**Çözülecek Görevler**:
[a] İlâ hakkındaki metne göre ilâ lafzı hangi kısımlara ayrılır?
[b] İlâ hakkındaki metinde "İlâ lafzı sarih" sözlerinden aşağıda "lafızlar kina­yeli lafızlardır." sözlerine kadar her şeyi, "iki kısma" ifadesini "iki bölüme" ile değiştirerek yeniden yazın.
[c] Lütfen ilâ konusundaki metni kaldığı yerden sürdürün.

**Alıntılanan Metin**:
---+---

Kişi karısı ile cinsel ilişkide bulunmayacağını dört aydan fazla bir zamanla kayıtlarsa, meselâ: "Hz. İsa (a.s.) gökten ininceye kadar seninle cinsel ilişkide bulunmayacağım." derse ilâ yapmış olur. Cin­sel ilişkiyi kayıtladığı olayın dört ay geçmeden meydana geleceğini tahmin ederse ilâ yapmış olmaz. Keza kayıtladığı olayın dört aydan önce veya dört aydan sonra meydana geleceğinden şüphe ederse, en sahih kavle göre yine ilâ yapmış olmaz.

 

İlâ lafzı sarih ve kinayeli olmak üzere iki kısma ayrılır. Sarih olan lafızlar şunlardır: "Vallahi penisimi senin vaginana tamamen geçirmeyeceğini, vallahi seninle cinsel ilişkide bulunmayacağım, val­lahi seninle ilişkide bulunmiyacağım veya vallahi bekaretini gider-meyeceğim." demek gibi. İmamın son kavline göre: Dokunmak, mu-badaa, mübaşere, gelmek, örtmek veya yanaşmak gibi lafızlar kina­yeli lafızlardır.

---+---

**Toplanan Veriler**:
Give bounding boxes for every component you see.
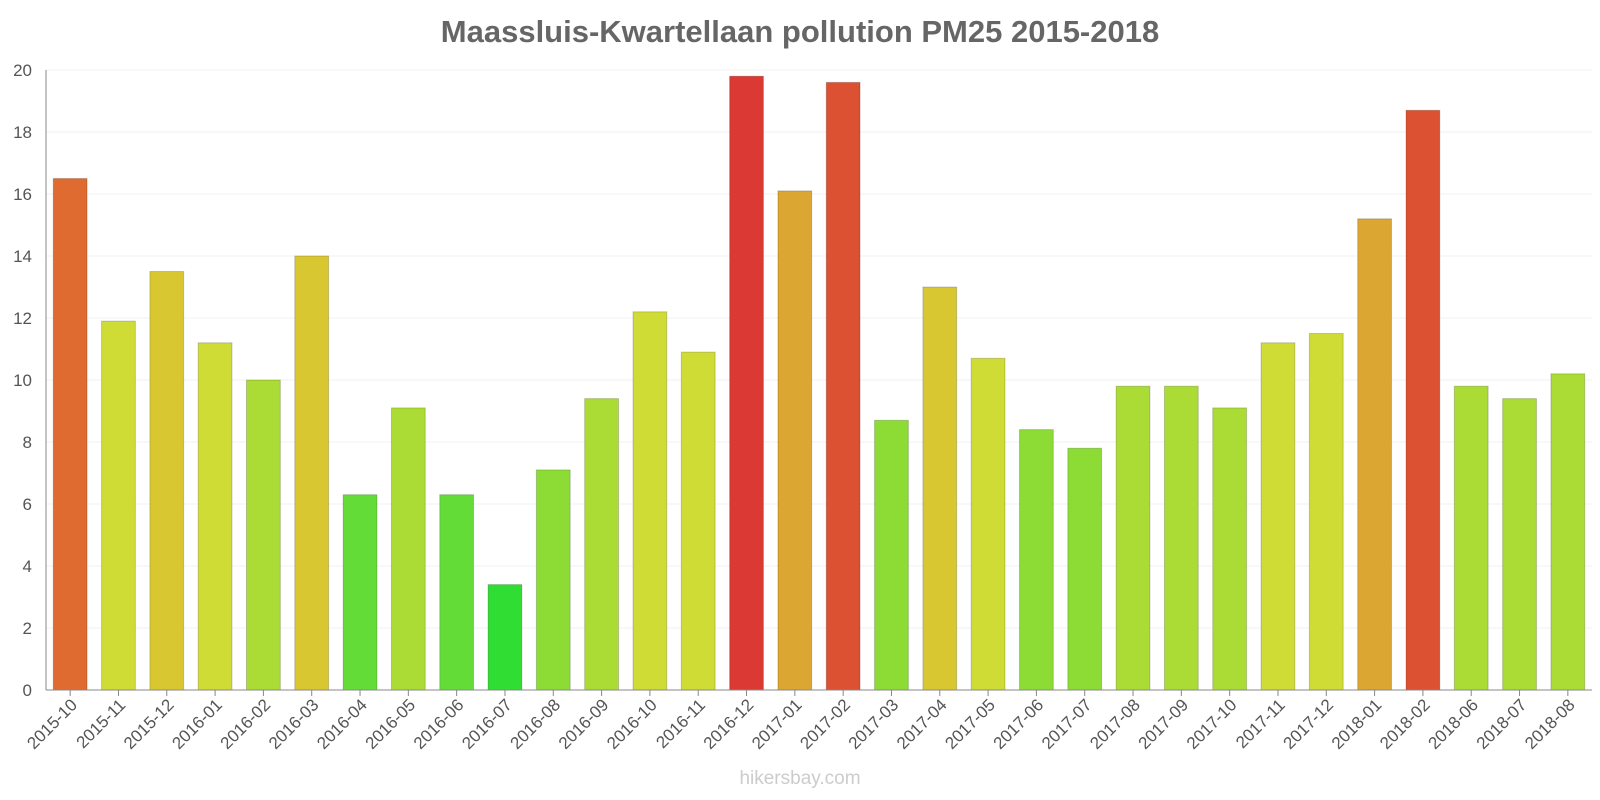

---+---

**Görev Görev Yanıtlar**:
[a] Sarih ve kinayeli olmak üzere iki kısma ayrılır.

[b]
İlâ lafzı sarih ve kinayeli olmak üzere iki bölüme ayrılır. Sarih olan lafızlar şunlardır: "Vallahi penisimi senin vaginana tamamen geçirmeyeceğini, vallahi seninle cinsel ilişkide bulunmayacağım, val­lahi seninle ilişkide bulunmiyacağım veya vallahi bekaretini gider-meyeceğim." demek gibi. İmamın son kavline göre: Dokunmak, mu-badaa, mübaşere, gelmek, örtmek veya yanaşmak gibi lafızlar kina­yeli lafızlardır.

[c]
 

Bir kimse karışma: "Seninle cinsel temasta bulunursam kölem hür olsun." der de herhangi bir sebeple köle üzerindeki mülkiyeti kalkarsa ilâ düşer.

 

Bir kimse karısına: "Seninle cinsel temasta bulunursam zi-harıma karşılık kölem hür olsun." der ve daha önce zihar yapmışsa, ilâ yapmış olur. (Yani kölesi hür olur ve zihar kefareti ödemesi gere­kir.) Şayet zihar akdi yapmamış ise, batim olarak zihar ve ilâ yap­mamış olur. İlâ ve zihar akdi yaptığına zahiri olarak hükmedilir.

 

Bir kimse karısına: "Seninle cinsel ilişkide bulunursam yapa­cağım zihar akdine karşılık kölem hür olsun." derse, zihar akdi yap­madıkça ilâ yapmış olmaz veya karısına: "Seninle cinsel ilişkide bu­lunursam kuman boş olsun." derse, ilâ yapmış olur. İlâ müddetinde cinsel ilişkide bulunursa, kuması boşanır ve ilâ düşer.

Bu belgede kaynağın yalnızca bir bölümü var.